**Exercise brief:** Extract all lines that hold "What" from the records below.

**Listed entries:**
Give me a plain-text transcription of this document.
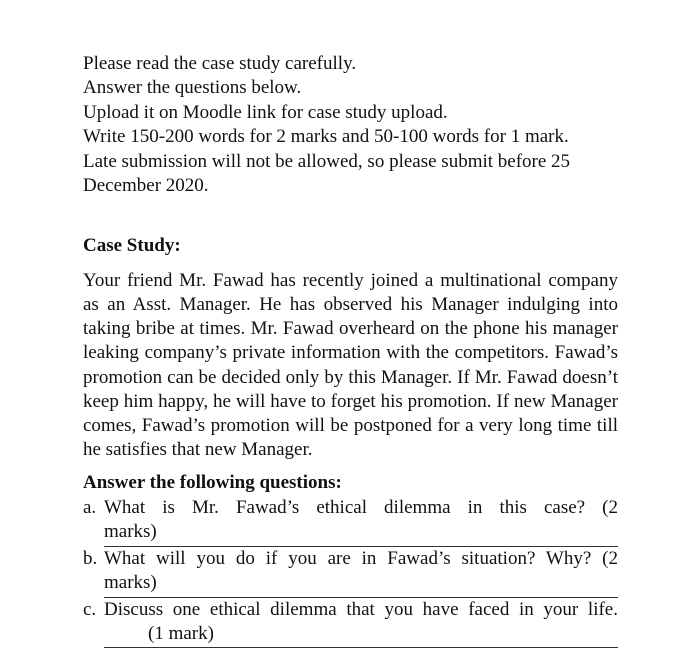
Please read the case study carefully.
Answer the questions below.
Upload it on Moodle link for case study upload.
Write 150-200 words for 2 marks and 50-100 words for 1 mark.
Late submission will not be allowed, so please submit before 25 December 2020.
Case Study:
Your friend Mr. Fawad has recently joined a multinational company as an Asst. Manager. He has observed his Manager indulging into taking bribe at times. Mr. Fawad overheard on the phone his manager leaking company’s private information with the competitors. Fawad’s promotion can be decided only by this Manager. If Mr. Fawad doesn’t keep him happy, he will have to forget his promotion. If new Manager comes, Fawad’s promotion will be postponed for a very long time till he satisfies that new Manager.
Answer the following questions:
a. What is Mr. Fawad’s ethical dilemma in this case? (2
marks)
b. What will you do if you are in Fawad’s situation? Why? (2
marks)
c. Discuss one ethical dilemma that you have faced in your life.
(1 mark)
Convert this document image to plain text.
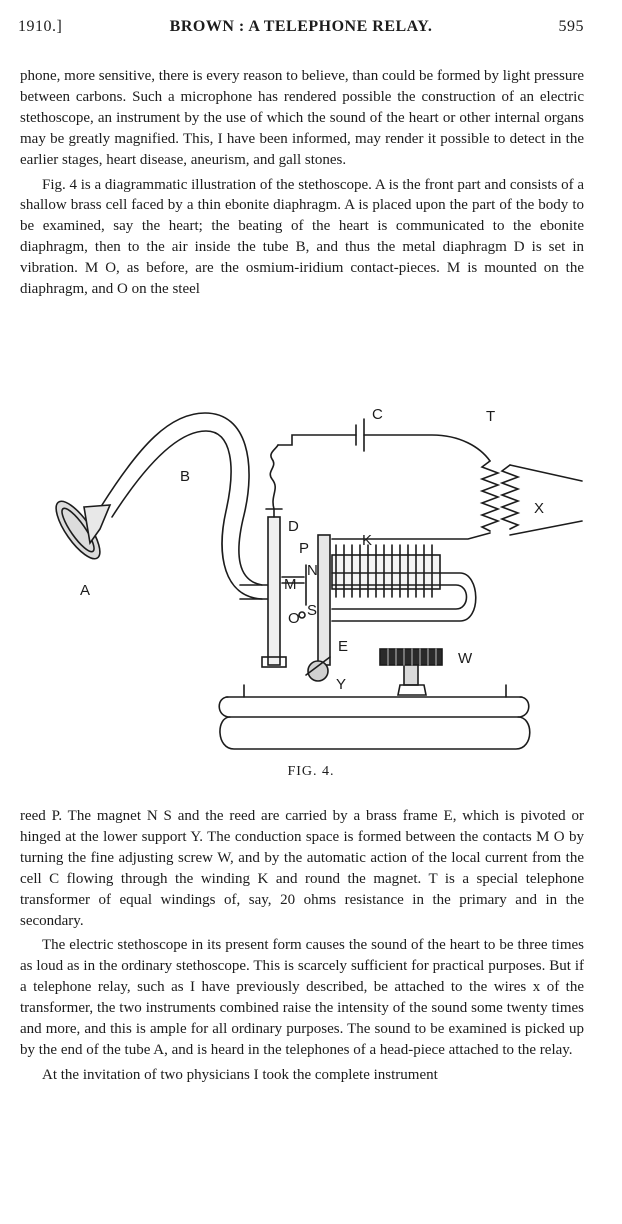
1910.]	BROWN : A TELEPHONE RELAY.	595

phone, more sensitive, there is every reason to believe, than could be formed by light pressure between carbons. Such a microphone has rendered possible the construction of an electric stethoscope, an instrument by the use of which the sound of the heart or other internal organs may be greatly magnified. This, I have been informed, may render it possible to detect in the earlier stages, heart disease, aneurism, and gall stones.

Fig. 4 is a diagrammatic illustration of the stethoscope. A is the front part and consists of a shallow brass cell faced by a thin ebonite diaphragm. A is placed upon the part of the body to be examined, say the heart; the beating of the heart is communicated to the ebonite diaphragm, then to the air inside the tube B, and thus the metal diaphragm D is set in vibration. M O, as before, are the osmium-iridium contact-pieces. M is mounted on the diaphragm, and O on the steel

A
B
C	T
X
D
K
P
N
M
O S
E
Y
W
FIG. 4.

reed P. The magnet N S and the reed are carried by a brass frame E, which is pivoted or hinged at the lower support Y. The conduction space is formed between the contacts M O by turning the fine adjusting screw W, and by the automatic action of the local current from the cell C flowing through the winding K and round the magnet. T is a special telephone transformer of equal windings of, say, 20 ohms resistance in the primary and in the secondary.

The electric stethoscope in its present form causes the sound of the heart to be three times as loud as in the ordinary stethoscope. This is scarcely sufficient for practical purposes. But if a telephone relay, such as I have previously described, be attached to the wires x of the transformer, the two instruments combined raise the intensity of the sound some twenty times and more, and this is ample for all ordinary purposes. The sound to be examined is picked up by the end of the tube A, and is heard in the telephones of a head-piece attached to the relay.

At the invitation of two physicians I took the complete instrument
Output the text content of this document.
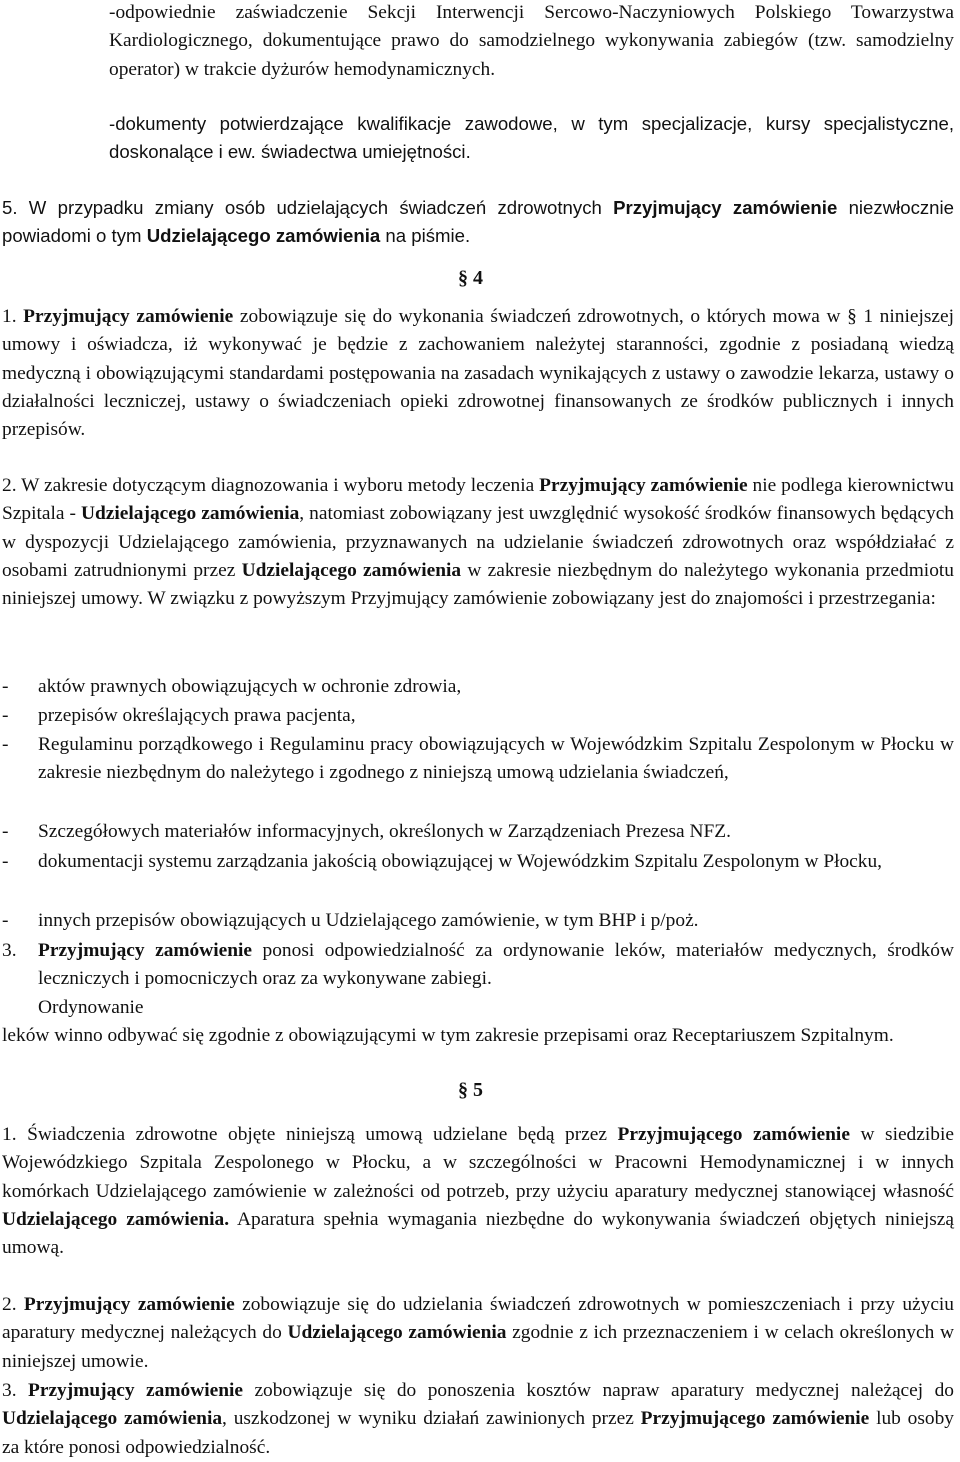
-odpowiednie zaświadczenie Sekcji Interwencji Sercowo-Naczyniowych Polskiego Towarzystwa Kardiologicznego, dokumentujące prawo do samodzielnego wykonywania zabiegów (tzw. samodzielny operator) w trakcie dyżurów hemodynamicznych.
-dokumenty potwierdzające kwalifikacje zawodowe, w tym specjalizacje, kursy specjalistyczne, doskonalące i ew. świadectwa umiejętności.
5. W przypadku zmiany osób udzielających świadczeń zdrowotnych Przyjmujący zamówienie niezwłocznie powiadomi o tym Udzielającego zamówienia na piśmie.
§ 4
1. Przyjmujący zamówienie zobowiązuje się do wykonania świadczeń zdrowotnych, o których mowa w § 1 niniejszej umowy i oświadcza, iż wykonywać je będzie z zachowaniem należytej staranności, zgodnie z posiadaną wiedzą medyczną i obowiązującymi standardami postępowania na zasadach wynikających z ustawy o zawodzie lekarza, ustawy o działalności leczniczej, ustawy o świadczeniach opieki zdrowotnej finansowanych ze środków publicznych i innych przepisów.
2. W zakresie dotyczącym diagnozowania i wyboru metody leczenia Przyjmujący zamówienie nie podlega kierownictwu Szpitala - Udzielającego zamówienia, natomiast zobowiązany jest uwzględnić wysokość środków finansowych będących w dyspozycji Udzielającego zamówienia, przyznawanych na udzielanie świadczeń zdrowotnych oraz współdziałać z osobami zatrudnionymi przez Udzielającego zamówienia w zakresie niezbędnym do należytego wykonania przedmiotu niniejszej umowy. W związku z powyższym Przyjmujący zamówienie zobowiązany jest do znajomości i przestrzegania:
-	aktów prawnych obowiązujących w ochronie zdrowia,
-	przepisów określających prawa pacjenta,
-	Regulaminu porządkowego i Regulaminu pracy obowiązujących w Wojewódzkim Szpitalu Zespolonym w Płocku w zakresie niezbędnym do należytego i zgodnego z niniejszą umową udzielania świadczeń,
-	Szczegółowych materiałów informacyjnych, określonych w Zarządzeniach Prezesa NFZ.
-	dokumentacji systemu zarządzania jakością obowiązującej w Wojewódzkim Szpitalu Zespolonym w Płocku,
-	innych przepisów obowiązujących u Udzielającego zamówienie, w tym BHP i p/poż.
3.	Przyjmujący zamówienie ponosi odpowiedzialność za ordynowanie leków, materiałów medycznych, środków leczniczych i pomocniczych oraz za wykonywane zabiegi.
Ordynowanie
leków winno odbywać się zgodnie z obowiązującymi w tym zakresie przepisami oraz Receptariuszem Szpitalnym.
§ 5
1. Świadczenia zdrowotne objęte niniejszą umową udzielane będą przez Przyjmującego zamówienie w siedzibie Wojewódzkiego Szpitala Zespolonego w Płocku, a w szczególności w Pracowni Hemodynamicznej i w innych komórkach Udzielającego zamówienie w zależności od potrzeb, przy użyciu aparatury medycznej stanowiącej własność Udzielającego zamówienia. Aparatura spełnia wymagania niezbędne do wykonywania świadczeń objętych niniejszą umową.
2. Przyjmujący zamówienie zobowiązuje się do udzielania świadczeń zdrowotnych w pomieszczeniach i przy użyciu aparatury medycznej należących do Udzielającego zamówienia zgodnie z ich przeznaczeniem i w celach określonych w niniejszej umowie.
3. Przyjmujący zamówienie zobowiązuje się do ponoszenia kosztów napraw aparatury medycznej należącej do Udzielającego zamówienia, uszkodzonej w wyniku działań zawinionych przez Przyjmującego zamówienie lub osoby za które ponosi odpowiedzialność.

**Reply:**
a. What is Mr. Fawad’s ethical dilemma in this case? (2
b. What will you do if you are in Fawad’s situation? Why? (2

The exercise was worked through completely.